Data in this exercise:
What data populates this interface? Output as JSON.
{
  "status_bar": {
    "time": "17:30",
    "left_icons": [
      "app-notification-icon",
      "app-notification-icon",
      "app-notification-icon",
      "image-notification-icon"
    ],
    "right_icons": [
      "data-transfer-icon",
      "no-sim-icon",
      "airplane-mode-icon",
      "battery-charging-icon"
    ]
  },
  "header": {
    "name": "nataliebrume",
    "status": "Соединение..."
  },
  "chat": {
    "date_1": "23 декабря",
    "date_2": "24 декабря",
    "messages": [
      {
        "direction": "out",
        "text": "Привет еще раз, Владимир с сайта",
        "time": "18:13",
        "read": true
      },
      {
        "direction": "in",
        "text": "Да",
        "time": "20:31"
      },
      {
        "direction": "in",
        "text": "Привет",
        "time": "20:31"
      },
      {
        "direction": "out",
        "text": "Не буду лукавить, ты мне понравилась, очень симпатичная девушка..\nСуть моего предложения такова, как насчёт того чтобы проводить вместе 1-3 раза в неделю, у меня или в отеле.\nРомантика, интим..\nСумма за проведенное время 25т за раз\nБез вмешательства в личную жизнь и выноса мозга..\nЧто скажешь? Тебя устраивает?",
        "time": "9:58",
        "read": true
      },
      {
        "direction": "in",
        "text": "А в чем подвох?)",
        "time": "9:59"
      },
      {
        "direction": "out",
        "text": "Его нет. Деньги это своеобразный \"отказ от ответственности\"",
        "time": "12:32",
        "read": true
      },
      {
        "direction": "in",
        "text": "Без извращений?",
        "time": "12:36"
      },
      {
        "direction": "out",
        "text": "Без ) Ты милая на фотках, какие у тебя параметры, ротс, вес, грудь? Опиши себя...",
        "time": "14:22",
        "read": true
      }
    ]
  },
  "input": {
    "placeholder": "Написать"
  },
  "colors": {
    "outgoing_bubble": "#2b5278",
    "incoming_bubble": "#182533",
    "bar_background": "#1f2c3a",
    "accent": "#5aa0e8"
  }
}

What to produce:
Copy down the whole of the data above, matching it exactly.

Solution below:
What data populates this interface? Output as JSON.
{
  "status_bar": {
    "time": "17:30",
    "left_icons": [
      "app-notification-icon",
      "app-notification-icon",
      "app-notification-icon",
      "image-notification-icon"
    ],
    "right_icons": [
      "data-transfer-icon",
      "no-sim-icon",
      "airplane-mode-icon",
      "battery-charging-icon"
    ]
  },
  "header": {
    "name": "nataliebrume",
    "status": "Соединение..."
  },
  "chat": {
    "date_1": "23 декабря",
    "date_2": "24 декабря",
    "messages": [
      {
        "direction": "out",
        "text": "Привет еще раз, Владимир с сайта",
        "time": "18:13",
        "read": true
      },
      {
        "direction": "in",
        "text": "Да",
        "time": "20:31"
      },
      {
        "direction": "in",
        "text": "Привет",
        "time": "20:31"
      },
      {
        "direction": "out",
        "text": "Не буду лукавить, ты мне понравилась, очень симпатичная девушка..\nСуть моего предложения такова, как насчёт того чтобы проводить вместе 1-3 раза в неделю, у меня или в отеле.\nРомантика, интим..\nСумма за проведенное время 25т за раз\nБез вмешательства в личную жизнь и выноса мозга..\nЧто скажешь? Тебя устраивает?",
        "time": "9:58",
        "read": true
      },
      {
        "direction": "in",
        "text": "А в чем подвох?)",
        "time": "9:59"
      },
      {
        "direction": "out",
        "text": "Его нет. Деньги это своеобразный \"отказ от ответственности\"",
        "time": "12:32",
        "read": true
      },
      {
        "direction": "in",
        "text": "Без извращений?",
        "time": "12:36"
      },
      {
        "direction": "out",
        "text": "Без ) Ты милая на фотках, какие у тебя параметры, ротс, вес, грудь? Опиши себя...",
        "time": "14:22",
        "read": true
      }
    ]
  },
  "input": {
    "placeholder": "Написать"
  },
  "colors": {
    "outgoing_bubble": "#2b5278",
    "incoming_bubble": "#182533",
    "bar_background": "#1f2c3a",
    "accent": "#5aa0e8"
  }
}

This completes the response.